*Short exercise*:
List every line in this data where the string "lakh" occurs.

*Given information*:
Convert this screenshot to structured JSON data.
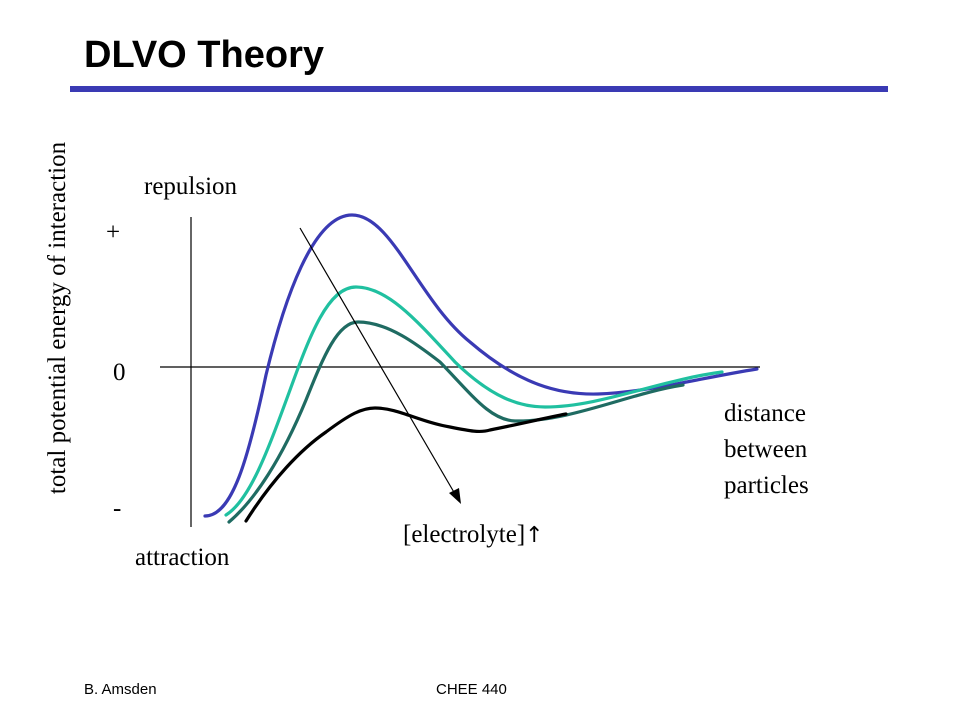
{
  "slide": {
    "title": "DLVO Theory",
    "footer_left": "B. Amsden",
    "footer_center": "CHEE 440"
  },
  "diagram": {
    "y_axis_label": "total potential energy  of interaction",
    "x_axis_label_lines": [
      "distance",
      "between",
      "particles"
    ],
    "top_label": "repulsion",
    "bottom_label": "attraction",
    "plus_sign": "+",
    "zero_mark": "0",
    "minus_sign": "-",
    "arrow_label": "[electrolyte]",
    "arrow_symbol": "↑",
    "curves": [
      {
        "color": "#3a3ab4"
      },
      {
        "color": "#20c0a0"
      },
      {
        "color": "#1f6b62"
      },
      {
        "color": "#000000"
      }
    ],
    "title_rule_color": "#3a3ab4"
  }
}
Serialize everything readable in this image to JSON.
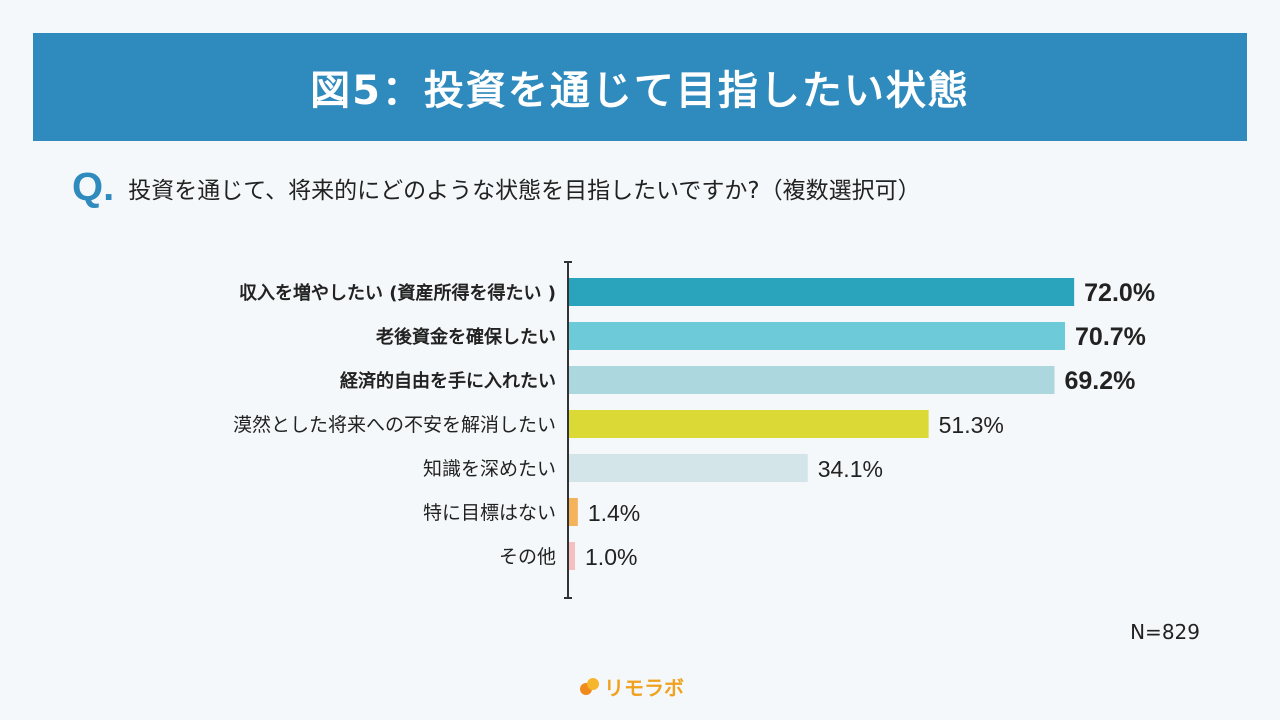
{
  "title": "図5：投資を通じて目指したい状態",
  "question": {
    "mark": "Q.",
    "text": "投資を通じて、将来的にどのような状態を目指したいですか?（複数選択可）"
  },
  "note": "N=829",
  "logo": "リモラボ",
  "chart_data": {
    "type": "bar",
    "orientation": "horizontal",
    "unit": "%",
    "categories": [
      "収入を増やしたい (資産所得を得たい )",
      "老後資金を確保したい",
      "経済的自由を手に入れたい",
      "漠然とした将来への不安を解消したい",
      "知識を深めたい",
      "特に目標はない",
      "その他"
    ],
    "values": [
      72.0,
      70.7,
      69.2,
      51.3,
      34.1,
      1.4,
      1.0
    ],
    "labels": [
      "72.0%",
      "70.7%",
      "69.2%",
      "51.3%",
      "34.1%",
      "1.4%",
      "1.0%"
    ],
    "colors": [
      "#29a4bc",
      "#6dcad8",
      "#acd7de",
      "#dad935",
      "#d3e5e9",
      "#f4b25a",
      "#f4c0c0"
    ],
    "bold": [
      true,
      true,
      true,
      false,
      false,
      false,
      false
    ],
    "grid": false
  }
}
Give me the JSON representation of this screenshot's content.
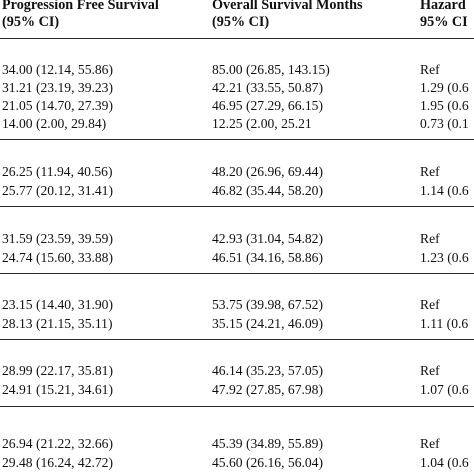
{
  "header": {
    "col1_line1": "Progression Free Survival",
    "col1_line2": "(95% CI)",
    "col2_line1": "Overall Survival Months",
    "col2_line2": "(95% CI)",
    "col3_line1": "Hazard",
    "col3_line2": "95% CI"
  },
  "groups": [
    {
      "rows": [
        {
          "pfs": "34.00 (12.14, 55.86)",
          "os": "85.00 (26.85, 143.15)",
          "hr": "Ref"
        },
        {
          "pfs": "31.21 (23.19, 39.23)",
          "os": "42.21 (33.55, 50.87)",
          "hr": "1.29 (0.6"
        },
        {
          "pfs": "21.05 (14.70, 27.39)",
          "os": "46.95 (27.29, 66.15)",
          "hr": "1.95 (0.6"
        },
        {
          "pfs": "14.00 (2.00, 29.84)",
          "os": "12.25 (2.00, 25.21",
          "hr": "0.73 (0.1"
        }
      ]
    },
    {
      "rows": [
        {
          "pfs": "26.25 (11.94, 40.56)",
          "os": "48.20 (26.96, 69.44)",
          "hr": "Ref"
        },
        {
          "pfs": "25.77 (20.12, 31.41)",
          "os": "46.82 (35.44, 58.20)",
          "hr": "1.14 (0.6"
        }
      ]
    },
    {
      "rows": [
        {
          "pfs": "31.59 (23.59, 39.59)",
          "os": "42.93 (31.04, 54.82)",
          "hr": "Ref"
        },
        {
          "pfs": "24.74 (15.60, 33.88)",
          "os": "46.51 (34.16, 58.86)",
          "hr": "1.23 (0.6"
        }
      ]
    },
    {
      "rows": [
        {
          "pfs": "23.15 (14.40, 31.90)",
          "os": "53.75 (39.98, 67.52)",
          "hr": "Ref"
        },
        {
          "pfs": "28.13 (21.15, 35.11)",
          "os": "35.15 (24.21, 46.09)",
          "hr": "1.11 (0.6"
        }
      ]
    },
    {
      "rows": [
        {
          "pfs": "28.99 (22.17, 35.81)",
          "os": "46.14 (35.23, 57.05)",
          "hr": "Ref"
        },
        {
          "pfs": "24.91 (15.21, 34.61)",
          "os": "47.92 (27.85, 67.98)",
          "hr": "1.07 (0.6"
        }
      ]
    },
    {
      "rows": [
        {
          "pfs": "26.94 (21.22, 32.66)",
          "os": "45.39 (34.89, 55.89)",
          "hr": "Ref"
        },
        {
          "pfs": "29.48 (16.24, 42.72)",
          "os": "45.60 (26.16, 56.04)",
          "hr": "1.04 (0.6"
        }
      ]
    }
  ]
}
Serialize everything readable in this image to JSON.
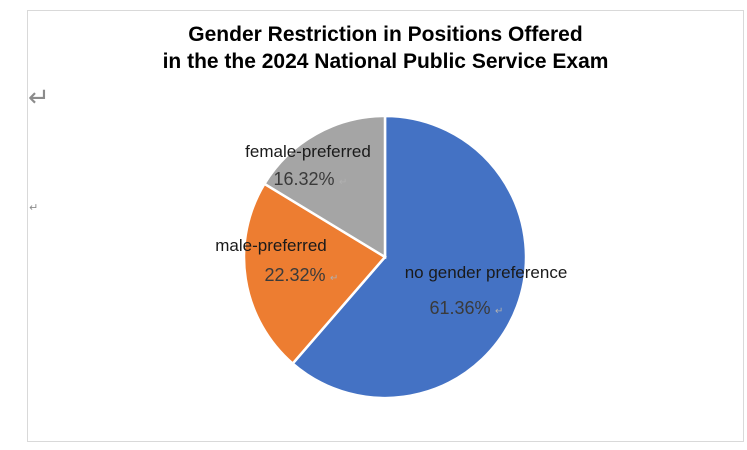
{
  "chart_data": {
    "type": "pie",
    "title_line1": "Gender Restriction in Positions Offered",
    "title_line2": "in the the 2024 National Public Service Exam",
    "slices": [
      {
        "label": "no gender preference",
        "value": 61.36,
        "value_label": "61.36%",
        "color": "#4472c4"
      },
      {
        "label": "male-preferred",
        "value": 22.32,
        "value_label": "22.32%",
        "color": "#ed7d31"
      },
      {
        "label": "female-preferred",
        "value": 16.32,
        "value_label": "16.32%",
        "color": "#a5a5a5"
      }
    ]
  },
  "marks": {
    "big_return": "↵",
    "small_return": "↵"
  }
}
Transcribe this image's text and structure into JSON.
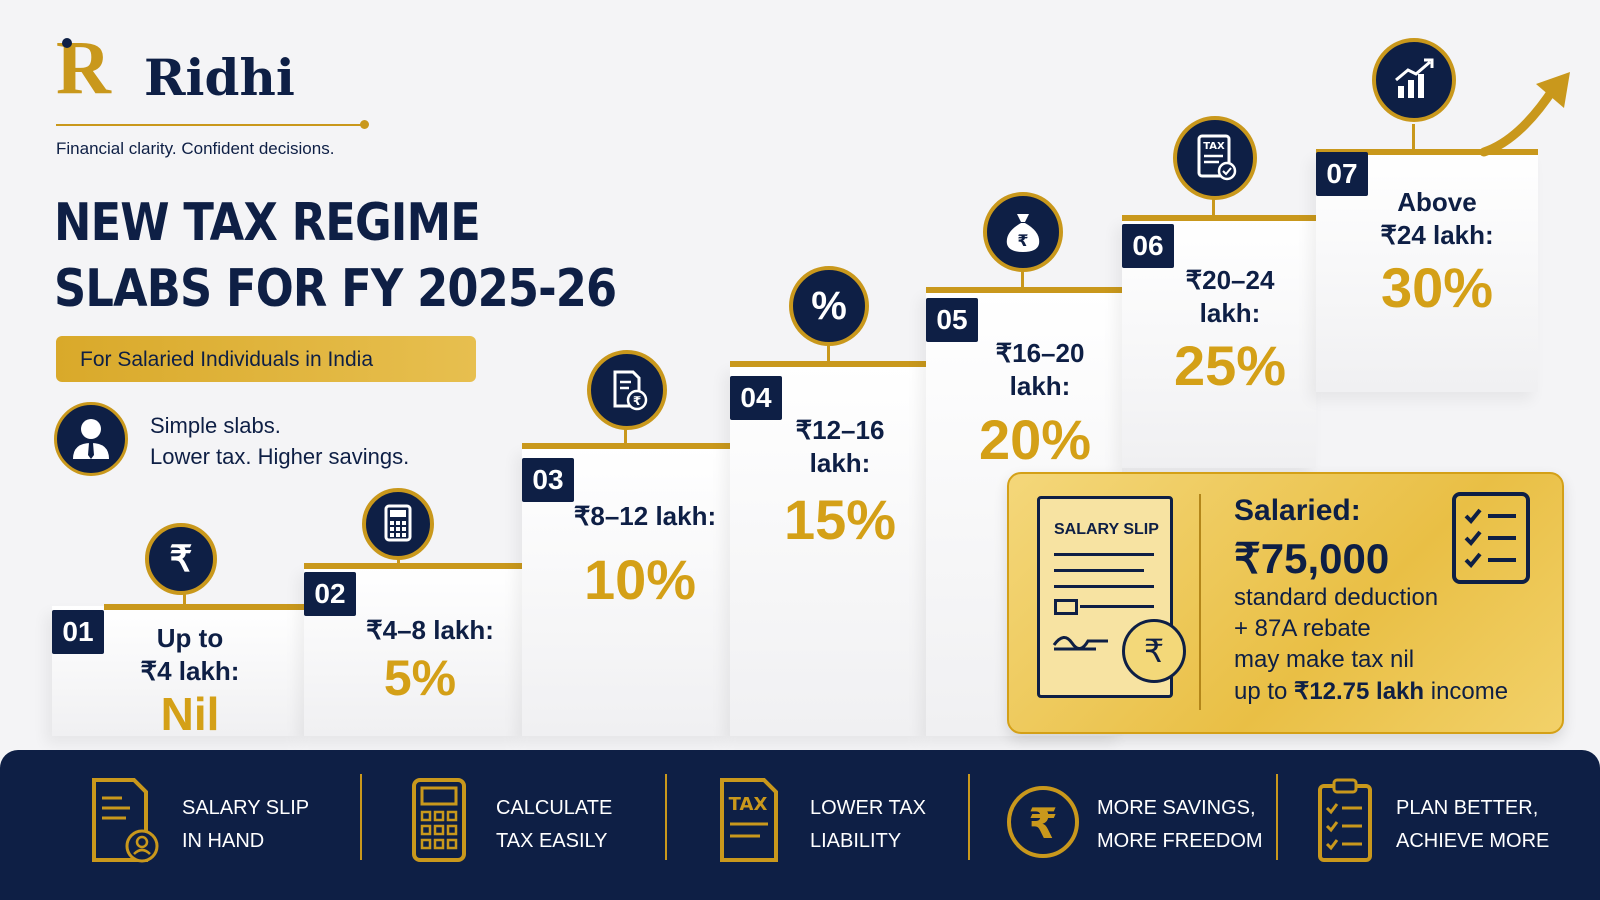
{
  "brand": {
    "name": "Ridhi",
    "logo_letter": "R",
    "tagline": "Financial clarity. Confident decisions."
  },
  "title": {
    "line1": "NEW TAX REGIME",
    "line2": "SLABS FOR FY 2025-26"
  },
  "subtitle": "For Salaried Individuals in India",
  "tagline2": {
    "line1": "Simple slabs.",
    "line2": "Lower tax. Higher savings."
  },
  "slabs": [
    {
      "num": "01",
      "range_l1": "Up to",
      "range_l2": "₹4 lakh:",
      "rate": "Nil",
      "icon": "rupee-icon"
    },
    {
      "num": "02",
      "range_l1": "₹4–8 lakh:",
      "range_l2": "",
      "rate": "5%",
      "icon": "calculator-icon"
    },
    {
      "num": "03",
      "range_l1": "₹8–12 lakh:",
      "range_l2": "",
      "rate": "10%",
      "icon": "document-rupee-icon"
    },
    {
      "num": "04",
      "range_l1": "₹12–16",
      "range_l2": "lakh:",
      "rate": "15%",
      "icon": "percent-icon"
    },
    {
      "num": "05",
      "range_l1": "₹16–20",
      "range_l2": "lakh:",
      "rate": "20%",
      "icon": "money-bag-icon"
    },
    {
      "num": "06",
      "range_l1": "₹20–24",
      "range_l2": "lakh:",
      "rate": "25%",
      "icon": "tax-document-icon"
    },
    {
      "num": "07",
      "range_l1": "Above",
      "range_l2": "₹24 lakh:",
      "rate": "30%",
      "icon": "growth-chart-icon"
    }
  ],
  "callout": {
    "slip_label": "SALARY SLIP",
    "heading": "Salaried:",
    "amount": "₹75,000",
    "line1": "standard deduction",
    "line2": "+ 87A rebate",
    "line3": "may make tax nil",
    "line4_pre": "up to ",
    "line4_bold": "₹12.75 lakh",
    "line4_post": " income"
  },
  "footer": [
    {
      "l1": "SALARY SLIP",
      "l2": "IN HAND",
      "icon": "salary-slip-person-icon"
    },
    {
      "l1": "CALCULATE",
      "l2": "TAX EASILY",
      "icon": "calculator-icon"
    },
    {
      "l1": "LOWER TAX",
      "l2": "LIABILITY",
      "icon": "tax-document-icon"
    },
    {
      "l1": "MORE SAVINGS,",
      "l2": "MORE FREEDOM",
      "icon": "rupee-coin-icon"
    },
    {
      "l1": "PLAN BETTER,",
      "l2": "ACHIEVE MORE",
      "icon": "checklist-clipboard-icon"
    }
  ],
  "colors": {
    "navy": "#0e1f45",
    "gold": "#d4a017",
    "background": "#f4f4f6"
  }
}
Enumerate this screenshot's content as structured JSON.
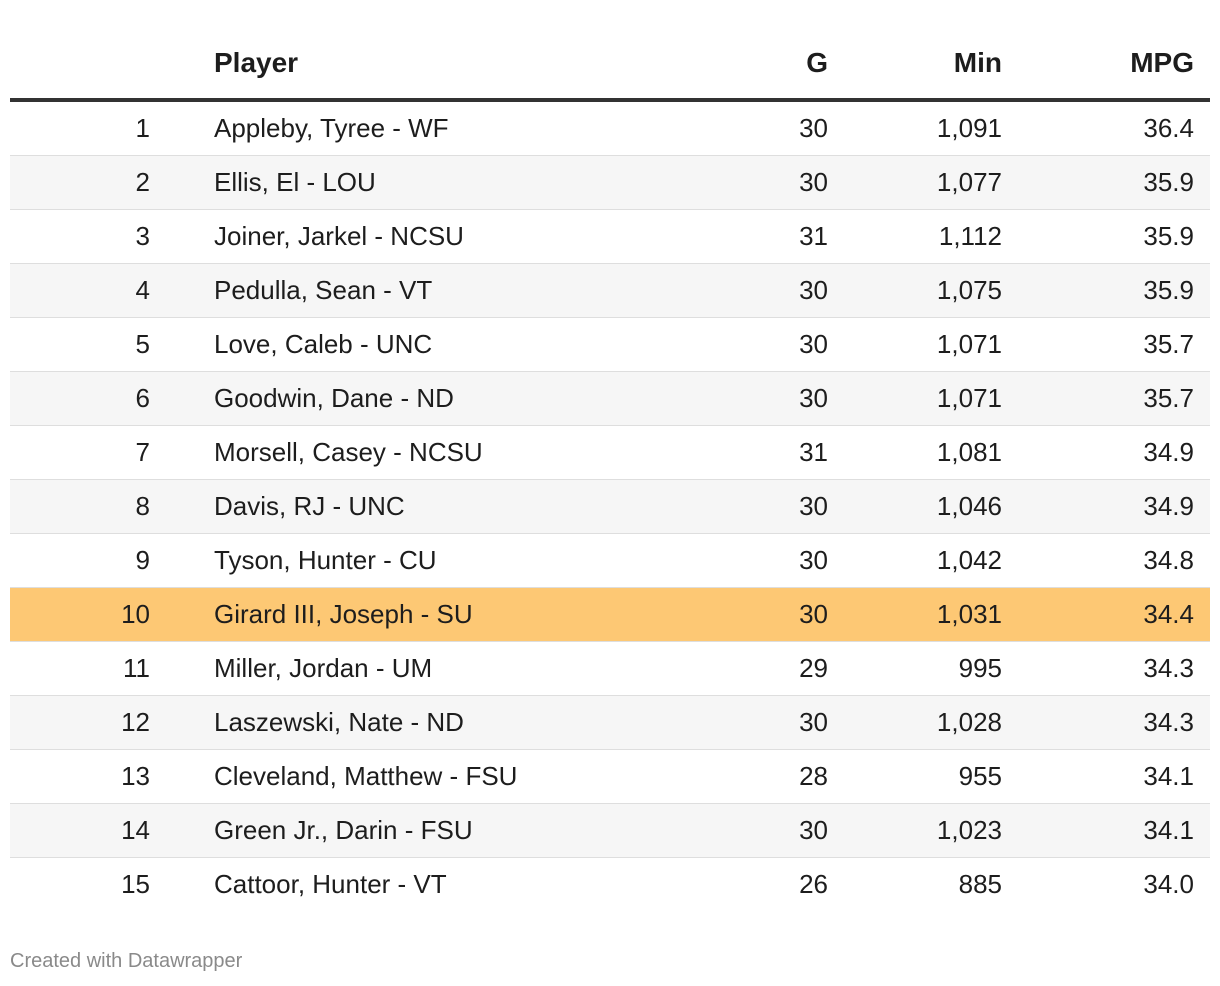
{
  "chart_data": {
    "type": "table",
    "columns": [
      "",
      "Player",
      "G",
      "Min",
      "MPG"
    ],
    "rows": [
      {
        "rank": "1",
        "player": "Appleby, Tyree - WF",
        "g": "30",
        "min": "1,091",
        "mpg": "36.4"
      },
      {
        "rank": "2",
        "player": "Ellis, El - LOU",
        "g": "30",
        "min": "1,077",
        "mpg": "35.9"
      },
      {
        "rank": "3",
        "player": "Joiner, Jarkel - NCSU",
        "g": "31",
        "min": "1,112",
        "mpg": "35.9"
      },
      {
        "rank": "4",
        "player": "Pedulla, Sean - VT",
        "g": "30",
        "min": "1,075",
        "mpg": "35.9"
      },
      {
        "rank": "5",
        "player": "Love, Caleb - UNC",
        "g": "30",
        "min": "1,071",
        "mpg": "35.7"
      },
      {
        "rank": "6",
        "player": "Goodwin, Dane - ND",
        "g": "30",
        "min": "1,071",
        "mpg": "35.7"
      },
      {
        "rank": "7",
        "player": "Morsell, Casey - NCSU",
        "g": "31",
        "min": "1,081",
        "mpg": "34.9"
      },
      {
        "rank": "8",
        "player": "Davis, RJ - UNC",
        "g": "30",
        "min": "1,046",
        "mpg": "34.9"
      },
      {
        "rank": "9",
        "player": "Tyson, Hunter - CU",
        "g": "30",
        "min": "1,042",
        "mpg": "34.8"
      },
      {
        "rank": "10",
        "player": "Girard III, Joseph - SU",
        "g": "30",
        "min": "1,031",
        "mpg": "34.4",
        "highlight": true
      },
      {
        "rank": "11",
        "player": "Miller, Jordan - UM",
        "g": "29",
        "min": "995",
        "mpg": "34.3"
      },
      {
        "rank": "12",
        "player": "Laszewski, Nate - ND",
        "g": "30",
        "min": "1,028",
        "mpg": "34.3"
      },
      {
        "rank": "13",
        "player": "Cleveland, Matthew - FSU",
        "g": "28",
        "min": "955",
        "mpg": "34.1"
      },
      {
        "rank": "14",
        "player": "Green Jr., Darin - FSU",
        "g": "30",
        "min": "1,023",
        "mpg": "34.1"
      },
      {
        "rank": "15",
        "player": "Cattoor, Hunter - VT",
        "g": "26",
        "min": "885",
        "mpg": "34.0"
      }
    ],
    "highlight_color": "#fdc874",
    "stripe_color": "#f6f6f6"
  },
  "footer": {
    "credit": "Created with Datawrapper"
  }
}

*Reply*:
      "range_l2": "₹4 lakh:",
      "range_l1": "₹4–8 lakh:",
      "range_l1": "₹8–12 lakh:",
      "range_l2": "lakh:",
      "range_l2": "lakh:",
      "range_l2": "lakh:",
      "range_l2": "₹24 lakh:",
    "line4_bold": "₹12.75 lakh",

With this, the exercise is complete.